_AVAILABLE DATA_
↓↓↓

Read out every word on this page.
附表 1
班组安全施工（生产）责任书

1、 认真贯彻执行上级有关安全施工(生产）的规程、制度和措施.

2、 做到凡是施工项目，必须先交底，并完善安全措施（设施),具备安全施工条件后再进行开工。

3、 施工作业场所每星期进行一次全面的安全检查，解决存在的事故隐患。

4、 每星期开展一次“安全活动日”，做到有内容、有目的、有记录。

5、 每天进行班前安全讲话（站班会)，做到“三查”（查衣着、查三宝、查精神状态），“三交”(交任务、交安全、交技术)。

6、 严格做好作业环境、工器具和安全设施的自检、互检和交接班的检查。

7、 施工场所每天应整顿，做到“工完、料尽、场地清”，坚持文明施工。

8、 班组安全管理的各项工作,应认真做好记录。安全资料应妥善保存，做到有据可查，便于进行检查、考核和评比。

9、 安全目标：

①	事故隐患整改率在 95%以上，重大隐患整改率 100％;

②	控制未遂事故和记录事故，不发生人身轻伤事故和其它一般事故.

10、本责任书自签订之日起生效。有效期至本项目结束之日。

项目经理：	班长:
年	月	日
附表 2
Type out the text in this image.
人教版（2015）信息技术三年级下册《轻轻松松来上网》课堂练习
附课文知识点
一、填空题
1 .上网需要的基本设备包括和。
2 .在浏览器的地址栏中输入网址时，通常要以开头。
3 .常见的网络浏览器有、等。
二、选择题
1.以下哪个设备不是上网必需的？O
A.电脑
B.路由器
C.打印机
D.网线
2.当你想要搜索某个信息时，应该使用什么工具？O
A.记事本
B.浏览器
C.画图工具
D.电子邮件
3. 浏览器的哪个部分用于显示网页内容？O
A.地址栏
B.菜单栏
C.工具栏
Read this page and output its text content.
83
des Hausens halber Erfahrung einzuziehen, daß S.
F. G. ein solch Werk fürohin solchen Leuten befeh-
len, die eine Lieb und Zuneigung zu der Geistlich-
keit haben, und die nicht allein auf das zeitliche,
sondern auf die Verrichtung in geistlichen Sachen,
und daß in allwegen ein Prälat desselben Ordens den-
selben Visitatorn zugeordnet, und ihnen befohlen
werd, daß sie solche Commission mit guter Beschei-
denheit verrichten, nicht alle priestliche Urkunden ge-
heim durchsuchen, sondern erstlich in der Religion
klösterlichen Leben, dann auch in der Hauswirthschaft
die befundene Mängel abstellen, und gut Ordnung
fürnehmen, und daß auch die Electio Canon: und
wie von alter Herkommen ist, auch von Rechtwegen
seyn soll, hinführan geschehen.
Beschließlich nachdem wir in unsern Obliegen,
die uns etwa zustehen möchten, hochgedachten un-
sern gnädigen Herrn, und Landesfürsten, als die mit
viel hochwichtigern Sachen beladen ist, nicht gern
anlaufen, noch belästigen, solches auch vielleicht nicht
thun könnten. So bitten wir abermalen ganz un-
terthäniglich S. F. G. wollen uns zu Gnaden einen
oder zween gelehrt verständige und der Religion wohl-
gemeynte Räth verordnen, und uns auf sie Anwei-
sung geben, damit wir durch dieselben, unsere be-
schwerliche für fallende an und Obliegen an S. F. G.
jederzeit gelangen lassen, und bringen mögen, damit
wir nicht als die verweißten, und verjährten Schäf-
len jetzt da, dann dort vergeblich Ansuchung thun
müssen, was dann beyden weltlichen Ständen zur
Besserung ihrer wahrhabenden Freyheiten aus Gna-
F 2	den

↑↑↑

_AIM OF THE EXERCISE_
Only a number is wanted: how many lines contain "sondern"?

_FINISHED EXERCISE_
2